• Supplied data:
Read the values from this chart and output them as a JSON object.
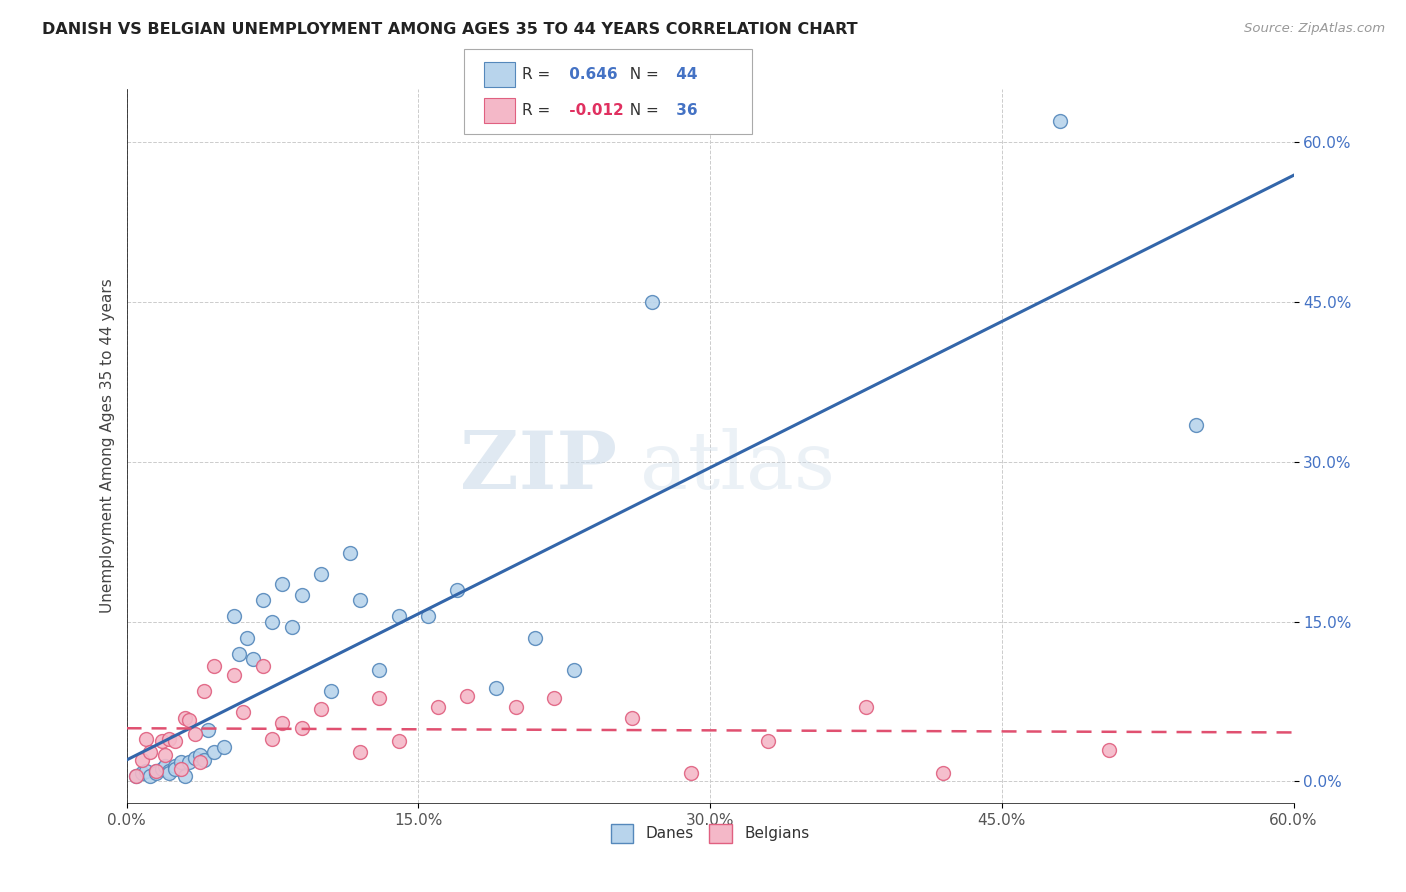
{
  "title": "DANISH VS BELGIAN UNEMPLOYMENT AMONG AGES 35 TO 44 YEARS CORRELATION CHART",
  "source": "Source: ZipAtlas.com",
  "ylabel": "Unemployment Among Ages 35 to 44 years",
  "xlim": [
    0.0,
    0.6
  ],
  "ylim": [
    -0.02,
    0.65
  ],
  "yticks": [
    0.0,
    0.15,
    0.3,
    0.45,
    0.6
  ],
  "xticks": [
    0.0,
    0.15,
    0.3,
    0.45,
    0.6
  ],
  "danes_R": 0.646,
  "danes_N": 44,
  "belgians_R": -0.012,
  "belgians_N": 36,
  "danes_color": "#b8d4ec",
  "belgians_color": "#f4b8c8",
  "danes_edge_color": "#5588bb",
  "belgians_edge_color": "#e06080",
  "danes_line_color": "#3366aa",
  "belgians_line_color": "#e05070",
  "ytick_color": "#4472c4",
  "xtick_color": "#555555",
  "watermark_zip": "ZIP",
  "watermark_atlas": "atlas",
  "danes_x": [
    0.005,
    0.008,
    0.01,
    0.012,
    0.015,
    0.015,
    0.018,
    0.02,
    0.022,
    0.022,
    0.025,
    0.025,
    0.028,
    0.03,
    0.032,
    0.035,
    0.038,
    0.04,
    0.042,
    0.045,
    0.05,
    0.055,
    0.058,
    0.062,
    0.065,
    0.07,
    0.075,
    0.08,
    0.085,
    0.09,
    0.1,
    0.105,
    0.115,
    0.12,
    0.13,
    0.14,
    0.155,
    0.17,
    0.19,
    0.21,
    0.23,
    0.27,
    0.48,
    0.55
  ],
  "danes_y": [
    0.005,
    0.008,
    0.01,
    0.005,
    0.01,
    0.008,
    0.012,
    0.015,
    0.01,
    0.008,
    0.015,
    0.012,
    0.018,
    0.005,
    0.018,
    0.022,
    0.025,
    0.02,
    0.048,
    0.028,
    0.032,
    0.155,
    0.12,
    0.135,
    0.115,
    0.17,
    0.15,
    0.185,
    0.145,
    0.175,
    0.195,
    0.085,
    0.215,
    0.17,
    0.105,
    0.155,
    0.155,
    0.18,
    0.088,
    0.135,
    0.105,
    0.45,
    0.62,
    0.335
  ],
  "belgians_x": [
    0.005,
    0.008,
    0.01,
    0.012,
    0.015,
    0.018,
    0.02,
    0.022,
    0.025,
    0.028,
    0.03,
    0.032,
    0.035,
    0.038,
    0.04,
    0.045,
    0.055,
    0.06,
    0.07,
    0.075,
    0.08,
    0.09,
    0.1,
    0.12,
    0.13,
    0.14,
    0.16,
    0.175,
    0.2,
    0.22,
    0.26,
    0.29,
    0.33,
    0.38,
    0.42,
    0.505
  ],
  "belgians_y": [
    0.005,
    0.02,
    0.04,
    0.028,
    0.01,
    0.038,
    0.025,
    0.04,
    0.038,
    0.012,
    0.06,
    0.058,
    0.045,
    0.018,
    0.085,
    0.108,
    0.1,
    0.065,
    0.108,
    0.04,
    0.055,
    0.05,
    0.068,
    0.028,
    0.078,
    0.038,
    0.07,
    0.08,
    0.07,
    0.078,
    0.06,
    0.008,
    0.038,
    0.07,
    0.008,
    0.03
  ]
}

• Given instruction: Repeat the records above verbatim, with no pictures in the result.

• Full response:
Read the values from this chart and output them as a JSON object.
{
  "title": "DANISH VS BELGIAN UNEMPLOYMENT AMONG AGES 35 TO 44 YEARS CORRELATION CHART",
  "source": "Source: ZipAtlas.com",
  "ylabel": "Unemployment Among Ages 35 to 44 years",
  "xlim": [
    0.0,
    0.6
  ],
  "ylim": [
    -0.02,
    0.65
  ],
  "yticks": [
    0.0,
    0.15,
    0.3,
    0.45,
    0.6
  ],
  "xticks": [
    0.0,
    0.15,
    0.3,
    0.45,
    0.6
  ],
  "danes_R": 0.646,
  "danes_N": 44,
  "belgians_R": -0.012,
  "belgians_N": 36,
  "danes_color": "#b8d4ec",
  "belgians_color": "#f4b8c8",
  "danes_edge_color": "#5588bb",
  "belgians_edge_color": "#e06080",
  "danes_line_color": "#3366aa",
  "belgians_line_color": "#e05070",
  "ytick_color": "#4472c4",
  "xtick_color": "#555555",
  "watermark_zip": "ZIP",
  "watermark_atlas": "atlas",
  "danes_x": [
    0.005,
    0.008,
    0.01,
    0.012,
    0.015,
    0.015,
    0.018,
    0.02,
    0.022,
    0.022,
    0.025,
    0.025,
    0.028,
    0.03,
    0.032,
    0.035,
    0.038,
    0.04,
    0.042,
    0.045,
    0.05,
    0.055,
    0.058,
    0.062,
    0.065,
    0.07,
    0.075,
    0.08,
    0.085,
    0.09,
    0.1,
    0.105,
    0.115,
    0.12,
    0.13,
    0.14,
    0.155,
    0.17,
    0.19,
    0.21,
    0.23,
    0.27,
    0.48,
    0.55
  ],
  "danes_y": [
    0.005,
    0.008,
    0.01,
    0.005,
    0.01,
    0.008,
    0.012,
    0.015,
    0.01,
    0.008,
    0.015,
    0.012,
    0.018,
    0.005,
    0.018,
    0.022,
    0.025,
    0.02,
    0.048,
    0.028,
    0.032,
    0.155,
    0.12,
    0.135,
    0.115,
    0.17,
    0.15,
    0.185,
    0.145,
    0.175,
    0.195,
    0.085,
    0.215,
    0.17,
    0.105,
    0.155,
    0.155,
    0.18,
    0.088,
    0.135,
    0.105,
    0.45,
    0.62,
    0.335
  ],
  "belgians_x": [
    0.005,
    0.008,
    0.01,
    0.012,
    0.015,
    0.018,
    0.02,
    0.022,
    0.025,
    0.028,
    0.03,
    0.032,
    0.035,
    0.038,
    0.04,
    0.045,
    0.055,
    0.06,
    0.07,
    0.075,
    0.08,
    0.09,
    0.1,
    0.12,
    0.13,
    0.14,
    0.16,
    0.175,
    0.2,
    0.22,
    0.26,
    0.29,
    0.33,
    0.38,
    0.42,
    0.505
  ],
  "belgians_y": [
    0.005,
    0.02,
    0.04,
    0.028,
    0.01,
    0.038,
    0.025,
    0.04,
    0.038,
    0.012,
    0.06,
    0.058,
    0.045,
    0.018,
    0.085,
    0.108,
    0.1,
    0.065,
    0.108,
    0.04,
    0.055,
    0.05,
    0.068,
    0.028,
    0.078,
    0.038,
    0.07,
    0.08,
    0.07,
    0.078,
    0.06,
    0.008,
    0.038,
    0.07,
    0.008,
    0.03
  ]
}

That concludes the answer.